▶ _Objective_: Pull each line holding "ylabel" out of the entries below.

(Entries with figure data)
════════════════

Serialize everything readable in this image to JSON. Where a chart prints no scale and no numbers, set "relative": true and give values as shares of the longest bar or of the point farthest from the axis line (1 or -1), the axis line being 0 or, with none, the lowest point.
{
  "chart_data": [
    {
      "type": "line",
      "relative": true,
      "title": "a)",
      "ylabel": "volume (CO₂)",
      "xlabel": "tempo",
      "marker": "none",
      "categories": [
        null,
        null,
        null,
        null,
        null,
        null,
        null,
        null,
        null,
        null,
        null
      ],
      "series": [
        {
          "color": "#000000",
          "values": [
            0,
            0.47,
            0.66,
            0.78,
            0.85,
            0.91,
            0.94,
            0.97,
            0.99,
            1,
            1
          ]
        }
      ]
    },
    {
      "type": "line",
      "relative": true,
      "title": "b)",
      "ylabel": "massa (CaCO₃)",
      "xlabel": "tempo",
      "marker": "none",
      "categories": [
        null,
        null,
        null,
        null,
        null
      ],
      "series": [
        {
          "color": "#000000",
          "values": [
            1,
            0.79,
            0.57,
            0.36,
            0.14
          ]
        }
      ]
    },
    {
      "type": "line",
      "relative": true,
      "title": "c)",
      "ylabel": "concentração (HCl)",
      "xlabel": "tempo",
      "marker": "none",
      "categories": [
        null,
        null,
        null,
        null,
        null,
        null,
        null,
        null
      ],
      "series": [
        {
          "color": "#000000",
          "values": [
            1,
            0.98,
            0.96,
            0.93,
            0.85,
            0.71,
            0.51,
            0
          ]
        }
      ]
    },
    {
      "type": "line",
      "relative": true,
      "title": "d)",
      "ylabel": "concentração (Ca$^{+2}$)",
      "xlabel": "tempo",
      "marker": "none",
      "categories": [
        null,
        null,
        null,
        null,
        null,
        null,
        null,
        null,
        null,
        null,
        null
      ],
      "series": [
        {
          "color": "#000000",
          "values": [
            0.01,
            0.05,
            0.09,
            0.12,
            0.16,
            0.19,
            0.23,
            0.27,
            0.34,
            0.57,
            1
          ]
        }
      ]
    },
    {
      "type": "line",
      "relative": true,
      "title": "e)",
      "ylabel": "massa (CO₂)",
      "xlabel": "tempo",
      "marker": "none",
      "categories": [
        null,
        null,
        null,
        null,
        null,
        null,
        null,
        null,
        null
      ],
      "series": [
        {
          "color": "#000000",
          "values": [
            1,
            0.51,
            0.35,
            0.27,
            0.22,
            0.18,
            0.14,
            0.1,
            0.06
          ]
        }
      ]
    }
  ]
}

════════════════

▶ _The solution_:
      "ylabel": "volume (CO₂)",
      "ylabel": "massa (CaCO₃)",
      "ylabel": "concentração (HCl)",
      "ylabel": "concentração (Ca$^{+2}$)",
      "ylabel": "massa (CO₂)",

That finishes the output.